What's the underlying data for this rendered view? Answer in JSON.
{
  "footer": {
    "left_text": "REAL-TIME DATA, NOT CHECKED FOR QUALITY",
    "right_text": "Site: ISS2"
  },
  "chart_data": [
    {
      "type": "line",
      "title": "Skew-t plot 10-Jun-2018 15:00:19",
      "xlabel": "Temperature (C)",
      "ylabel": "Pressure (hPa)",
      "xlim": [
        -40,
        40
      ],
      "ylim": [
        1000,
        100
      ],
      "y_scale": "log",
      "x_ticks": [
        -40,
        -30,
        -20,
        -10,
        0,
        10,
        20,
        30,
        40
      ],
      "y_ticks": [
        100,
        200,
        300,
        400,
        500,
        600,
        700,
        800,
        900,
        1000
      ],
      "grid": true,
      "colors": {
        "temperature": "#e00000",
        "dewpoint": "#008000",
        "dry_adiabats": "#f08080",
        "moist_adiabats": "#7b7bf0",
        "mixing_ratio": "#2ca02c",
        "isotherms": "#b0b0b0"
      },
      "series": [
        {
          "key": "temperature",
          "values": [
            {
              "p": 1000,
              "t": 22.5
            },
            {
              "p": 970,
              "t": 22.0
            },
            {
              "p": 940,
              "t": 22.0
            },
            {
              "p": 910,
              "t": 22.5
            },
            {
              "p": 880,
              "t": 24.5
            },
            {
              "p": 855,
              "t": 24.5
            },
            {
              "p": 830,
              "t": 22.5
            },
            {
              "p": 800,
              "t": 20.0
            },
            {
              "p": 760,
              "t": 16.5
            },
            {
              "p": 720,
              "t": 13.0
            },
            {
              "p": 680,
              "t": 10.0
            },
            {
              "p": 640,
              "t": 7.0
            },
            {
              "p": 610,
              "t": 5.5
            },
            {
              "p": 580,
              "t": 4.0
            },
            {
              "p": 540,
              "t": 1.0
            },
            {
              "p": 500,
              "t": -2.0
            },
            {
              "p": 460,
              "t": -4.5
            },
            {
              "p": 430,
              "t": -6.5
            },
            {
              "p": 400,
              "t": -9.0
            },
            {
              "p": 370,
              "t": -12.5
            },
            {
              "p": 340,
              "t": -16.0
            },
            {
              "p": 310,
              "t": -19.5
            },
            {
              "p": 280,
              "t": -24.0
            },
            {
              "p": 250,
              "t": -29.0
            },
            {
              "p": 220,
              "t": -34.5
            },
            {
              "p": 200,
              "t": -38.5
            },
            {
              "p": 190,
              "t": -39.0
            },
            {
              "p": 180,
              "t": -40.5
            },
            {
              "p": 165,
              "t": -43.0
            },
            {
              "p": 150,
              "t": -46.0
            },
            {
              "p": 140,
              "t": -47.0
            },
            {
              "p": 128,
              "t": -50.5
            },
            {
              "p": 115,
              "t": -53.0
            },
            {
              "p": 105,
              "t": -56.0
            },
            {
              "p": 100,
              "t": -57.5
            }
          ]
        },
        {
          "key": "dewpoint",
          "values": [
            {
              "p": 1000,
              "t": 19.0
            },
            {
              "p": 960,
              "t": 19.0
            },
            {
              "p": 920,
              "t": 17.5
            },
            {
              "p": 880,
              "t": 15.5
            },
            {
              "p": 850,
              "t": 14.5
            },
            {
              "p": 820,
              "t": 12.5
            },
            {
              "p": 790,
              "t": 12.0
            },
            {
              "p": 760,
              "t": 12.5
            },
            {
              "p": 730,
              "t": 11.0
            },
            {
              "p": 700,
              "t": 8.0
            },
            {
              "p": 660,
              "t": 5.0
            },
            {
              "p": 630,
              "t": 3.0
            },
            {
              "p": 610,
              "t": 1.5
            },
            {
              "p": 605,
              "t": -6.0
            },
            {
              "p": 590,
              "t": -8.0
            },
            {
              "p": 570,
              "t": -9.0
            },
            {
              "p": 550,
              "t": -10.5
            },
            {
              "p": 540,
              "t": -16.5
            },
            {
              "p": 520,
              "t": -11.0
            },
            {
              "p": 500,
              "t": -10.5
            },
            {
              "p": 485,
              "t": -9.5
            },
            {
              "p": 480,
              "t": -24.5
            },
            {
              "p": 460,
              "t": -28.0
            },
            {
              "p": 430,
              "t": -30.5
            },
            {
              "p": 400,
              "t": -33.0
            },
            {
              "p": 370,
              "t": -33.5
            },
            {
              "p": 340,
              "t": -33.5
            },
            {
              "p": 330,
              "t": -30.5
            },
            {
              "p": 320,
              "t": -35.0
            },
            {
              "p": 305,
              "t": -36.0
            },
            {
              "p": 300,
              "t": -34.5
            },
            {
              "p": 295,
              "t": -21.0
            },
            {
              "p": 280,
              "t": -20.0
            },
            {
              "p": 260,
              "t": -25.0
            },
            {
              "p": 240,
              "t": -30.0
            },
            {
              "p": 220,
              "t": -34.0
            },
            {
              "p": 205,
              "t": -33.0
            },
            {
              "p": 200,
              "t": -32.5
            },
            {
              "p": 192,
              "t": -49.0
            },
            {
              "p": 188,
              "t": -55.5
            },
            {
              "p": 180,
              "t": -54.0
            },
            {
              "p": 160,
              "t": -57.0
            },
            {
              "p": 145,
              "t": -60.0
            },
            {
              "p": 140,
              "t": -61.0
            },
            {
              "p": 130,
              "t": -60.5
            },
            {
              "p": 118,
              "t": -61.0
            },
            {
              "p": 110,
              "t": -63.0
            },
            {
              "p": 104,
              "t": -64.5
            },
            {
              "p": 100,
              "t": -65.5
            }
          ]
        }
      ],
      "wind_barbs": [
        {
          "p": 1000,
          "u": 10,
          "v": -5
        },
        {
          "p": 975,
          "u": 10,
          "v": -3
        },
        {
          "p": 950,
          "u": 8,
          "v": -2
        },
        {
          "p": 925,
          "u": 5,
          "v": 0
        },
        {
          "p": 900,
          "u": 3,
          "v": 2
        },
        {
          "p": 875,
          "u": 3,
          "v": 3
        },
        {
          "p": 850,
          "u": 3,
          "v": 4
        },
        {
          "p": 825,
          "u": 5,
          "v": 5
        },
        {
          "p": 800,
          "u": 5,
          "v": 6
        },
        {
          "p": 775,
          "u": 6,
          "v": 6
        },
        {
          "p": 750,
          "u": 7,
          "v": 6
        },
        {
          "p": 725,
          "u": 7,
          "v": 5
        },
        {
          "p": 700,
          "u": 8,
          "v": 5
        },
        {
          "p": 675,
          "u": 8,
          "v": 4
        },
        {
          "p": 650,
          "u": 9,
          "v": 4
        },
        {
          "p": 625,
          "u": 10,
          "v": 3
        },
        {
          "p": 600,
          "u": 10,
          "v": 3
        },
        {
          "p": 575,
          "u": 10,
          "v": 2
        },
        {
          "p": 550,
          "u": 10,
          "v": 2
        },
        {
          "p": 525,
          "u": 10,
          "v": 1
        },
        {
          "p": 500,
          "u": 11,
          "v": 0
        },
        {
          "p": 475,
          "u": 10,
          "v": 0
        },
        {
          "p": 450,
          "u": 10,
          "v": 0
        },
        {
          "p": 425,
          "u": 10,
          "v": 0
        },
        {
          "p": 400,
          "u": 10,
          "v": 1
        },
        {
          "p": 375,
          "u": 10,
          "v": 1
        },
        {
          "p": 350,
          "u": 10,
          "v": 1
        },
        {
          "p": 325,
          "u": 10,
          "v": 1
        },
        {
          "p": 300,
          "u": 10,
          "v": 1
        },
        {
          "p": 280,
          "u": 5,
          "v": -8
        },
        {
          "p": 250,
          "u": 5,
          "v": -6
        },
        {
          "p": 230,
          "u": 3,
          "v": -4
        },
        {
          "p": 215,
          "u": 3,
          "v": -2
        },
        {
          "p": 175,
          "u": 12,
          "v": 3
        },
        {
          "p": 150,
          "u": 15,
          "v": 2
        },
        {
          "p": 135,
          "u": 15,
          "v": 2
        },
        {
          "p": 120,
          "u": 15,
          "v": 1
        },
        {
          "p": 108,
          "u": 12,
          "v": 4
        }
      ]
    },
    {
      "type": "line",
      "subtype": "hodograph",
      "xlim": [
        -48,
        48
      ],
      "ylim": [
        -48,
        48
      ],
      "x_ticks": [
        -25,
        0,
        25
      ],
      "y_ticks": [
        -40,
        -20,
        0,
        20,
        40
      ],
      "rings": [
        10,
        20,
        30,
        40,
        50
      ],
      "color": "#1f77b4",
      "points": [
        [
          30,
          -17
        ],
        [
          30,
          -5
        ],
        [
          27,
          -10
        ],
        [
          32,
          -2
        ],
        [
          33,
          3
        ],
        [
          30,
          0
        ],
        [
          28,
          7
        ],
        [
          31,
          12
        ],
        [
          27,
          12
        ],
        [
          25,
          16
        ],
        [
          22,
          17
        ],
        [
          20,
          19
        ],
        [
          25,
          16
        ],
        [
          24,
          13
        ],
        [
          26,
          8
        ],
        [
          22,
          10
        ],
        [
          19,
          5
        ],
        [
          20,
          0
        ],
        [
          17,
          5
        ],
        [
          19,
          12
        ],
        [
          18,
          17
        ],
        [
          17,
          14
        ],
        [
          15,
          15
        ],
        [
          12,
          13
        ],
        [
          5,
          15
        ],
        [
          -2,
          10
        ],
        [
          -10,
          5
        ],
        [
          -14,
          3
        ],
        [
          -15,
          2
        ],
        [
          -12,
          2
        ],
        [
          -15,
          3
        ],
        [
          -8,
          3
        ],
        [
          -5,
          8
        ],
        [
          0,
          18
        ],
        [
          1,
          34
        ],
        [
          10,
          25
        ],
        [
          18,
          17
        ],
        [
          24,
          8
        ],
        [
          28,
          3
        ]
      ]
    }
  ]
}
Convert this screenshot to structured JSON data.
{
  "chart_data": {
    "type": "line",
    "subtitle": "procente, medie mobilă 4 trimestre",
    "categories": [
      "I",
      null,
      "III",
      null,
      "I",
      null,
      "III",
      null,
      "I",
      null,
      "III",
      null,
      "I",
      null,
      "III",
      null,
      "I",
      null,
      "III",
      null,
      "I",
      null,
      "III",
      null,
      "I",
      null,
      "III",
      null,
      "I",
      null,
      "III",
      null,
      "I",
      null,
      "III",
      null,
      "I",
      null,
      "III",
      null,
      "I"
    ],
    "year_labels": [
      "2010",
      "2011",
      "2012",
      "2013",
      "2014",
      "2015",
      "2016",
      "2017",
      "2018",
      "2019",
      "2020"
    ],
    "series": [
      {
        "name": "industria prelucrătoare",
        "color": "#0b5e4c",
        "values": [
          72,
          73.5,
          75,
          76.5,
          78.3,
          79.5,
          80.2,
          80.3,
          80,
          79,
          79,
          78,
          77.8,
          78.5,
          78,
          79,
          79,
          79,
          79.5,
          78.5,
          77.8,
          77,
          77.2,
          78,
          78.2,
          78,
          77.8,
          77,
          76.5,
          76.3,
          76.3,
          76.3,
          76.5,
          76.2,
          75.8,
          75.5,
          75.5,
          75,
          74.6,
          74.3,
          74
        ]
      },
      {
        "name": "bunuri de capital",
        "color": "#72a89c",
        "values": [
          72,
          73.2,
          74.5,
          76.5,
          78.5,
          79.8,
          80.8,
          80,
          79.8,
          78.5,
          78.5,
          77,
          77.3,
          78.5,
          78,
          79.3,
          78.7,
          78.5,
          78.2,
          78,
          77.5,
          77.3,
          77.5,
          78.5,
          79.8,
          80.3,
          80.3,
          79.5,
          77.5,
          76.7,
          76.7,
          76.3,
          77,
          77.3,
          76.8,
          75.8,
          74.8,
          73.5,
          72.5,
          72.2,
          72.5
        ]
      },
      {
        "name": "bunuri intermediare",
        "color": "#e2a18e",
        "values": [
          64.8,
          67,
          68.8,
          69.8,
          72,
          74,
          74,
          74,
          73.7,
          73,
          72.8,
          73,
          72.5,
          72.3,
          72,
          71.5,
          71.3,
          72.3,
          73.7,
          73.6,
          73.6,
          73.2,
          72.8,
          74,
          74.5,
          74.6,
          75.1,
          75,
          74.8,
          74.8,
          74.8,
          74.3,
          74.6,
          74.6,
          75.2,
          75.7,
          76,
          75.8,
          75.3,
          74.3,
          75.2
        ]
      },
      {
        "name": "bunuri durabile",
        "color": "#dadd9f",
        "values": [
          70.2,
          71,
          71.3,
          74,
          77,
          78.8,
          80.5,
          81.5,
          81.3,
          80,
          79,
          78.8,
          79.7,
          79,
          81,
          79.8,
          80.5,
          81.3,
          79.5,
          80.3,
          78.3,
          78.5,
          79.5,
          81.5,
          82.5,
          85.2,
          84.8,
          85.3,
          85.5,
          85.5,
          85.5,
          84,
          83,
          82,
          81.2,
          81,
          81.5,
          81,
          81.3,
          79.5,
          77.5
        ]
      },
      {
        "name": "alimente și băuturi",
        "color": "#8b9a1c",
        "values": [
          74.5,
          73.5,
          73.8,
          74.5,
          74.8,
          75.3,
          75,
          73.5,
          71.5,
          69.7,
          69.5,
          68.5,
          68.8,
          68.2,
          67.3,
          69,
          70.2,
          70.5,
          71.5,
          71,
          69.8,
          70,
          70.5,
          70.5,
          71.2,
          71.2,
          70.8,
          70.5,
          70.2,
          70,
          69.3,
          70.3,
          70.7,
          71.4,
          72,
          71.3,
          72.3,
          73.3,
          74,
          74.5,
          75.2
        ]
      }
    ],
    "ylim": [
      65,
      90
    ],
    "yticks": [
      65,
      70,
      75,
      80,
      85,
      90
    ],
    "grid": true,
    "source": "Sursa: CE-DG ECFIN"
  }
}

----

WHAT IS NEEDED:
Find the string "JSON" in the entries above and return each line that holds it.

ANSWER TO THE TASK:
What's the underlying data for this rendered view? Answer in JSON.
Convert this screenshot to structured JSON data.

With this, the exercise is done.